◆ ЗАДАНИЯ:
1. В каком году, согласно фрагменту о Штирнере, произошел переворот в общественной жизни Германии?
2. Замените во фрагменте о Штирнере «Штирнера» на «философа» и приведите весь отрывок от «Третье обстоятельство обусловливалось» вплоть до «перiода его славы.».

◆ ФРАГМЕНТ ДОКУМЕНТА:
══════════

Второе коренилось въ томъ огромномъ перевороте, какой произошелъ въ общественной жизни Германiи въ 1848 году и отразился не менее существенными измененiями въ жизни всехъ отдельныхъ личностей, стоявшихъ въ ту пору во главе германскаго радикализма.

Третье обстоятельство обусловливалось своеобразнымъ замкнутымъ характеромъ Штирнера, который, съ одной стороны, никому не сообщалъ никакихъ сведенiй о своей жизни, а съ другой стороны не имелъ столь близкихъ друзей, которые могли бы сообщить о немъ какiя-либо сведенiя въ теченiе кратковременнаго перiода его славы.

══════════

◆ ПОКАЗАННЫЕ ЗАПИСИ:
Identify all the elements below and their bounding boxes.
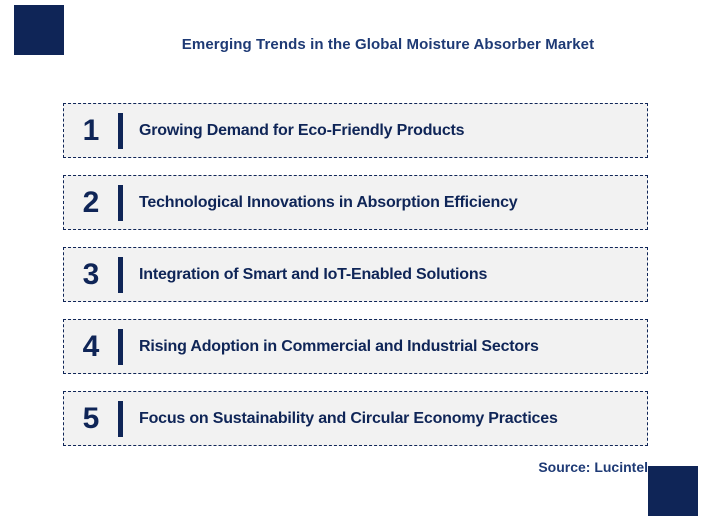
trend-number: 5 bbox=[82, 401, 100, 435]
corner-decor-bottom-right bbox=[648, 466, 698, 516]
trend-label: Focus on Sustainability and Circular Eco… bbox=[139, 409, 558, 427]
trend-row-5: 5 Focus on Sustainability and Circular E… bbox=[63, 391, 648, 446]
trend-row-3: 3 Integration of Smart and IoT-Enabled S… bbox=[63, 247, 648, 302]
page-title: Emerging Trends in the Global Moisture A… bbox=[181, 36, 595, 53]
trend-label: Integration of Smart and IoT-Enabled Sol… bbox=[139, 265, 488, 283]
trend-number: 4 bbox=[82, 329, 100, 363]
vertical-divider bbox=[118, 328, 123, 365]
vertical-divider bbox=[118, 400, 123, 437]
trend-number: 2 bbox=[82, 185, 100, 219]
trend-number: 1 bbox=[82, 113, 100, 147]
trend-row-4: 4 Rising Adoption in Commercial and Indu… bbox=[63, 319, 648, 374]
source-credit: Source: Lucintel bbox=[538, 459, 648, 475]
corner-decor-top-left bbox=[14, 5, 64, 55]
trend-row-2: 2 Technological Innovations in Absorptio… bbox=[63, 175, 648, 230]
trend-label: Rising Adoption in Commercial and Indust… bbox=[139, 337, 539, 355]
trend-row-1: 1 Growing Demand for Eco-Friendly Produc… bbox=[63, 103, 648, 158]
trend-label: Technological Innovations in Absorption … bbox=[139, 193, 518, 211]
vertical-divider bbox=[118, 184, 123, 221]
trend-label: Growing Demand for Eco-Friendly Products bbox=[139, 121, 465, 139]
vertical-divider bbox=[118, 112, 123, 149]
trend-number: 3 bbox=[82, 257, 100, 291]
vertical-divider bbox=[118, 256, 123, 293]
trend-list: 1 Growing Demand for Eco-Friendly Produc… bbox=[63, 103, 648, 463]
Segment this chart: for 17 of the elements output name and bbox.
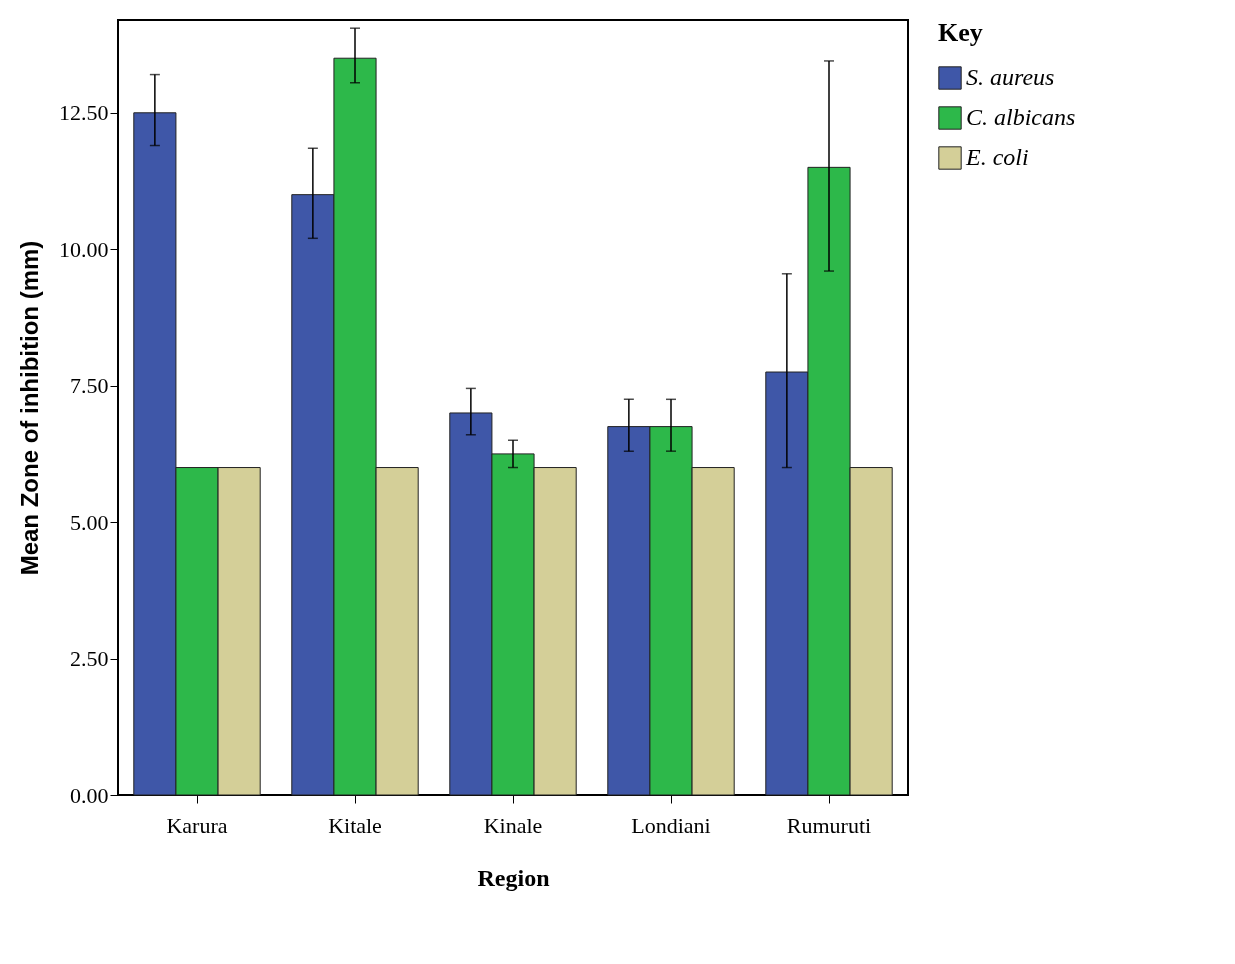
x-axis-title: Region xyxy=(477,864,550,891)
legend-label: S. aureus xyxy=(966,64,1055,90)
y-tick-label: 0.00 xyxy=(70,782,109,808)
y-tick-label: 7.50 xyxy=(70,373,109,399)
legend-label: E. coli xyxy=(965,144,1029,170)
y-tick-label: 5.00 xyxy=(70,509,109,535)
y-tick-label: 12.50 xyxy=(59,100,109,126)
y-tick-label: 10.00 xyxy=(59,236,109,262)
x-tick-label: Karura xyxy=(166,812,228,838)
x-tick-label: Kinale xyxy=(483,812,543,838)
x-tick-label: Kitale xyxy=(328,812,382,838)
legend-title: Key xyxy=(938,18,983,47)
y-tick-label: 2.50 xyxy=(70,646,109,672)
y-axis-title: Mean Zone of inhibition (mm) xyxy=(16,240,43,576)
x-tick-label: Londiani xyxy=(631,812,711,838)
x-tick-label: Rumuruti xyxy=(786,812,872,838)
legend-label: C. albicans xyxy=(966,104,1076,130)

══════════

◆ РАЗОБРАННЫЕ ОТВЕТЫ:
1. В 1848 году.

2.
Третье обстоятельство обусловливалось своеобразнымъ замкнутымъ характеромъ философа, который, съ одной стороны, никому не сообщалъ никакихъ сведенiй о своей жизни, а съ другой стороны не имелъ столь близкихъ друзей, которые могли бы сообщить о немъ какiя-либо сведенiя въ теченiе кратковременнаго перiода его славы.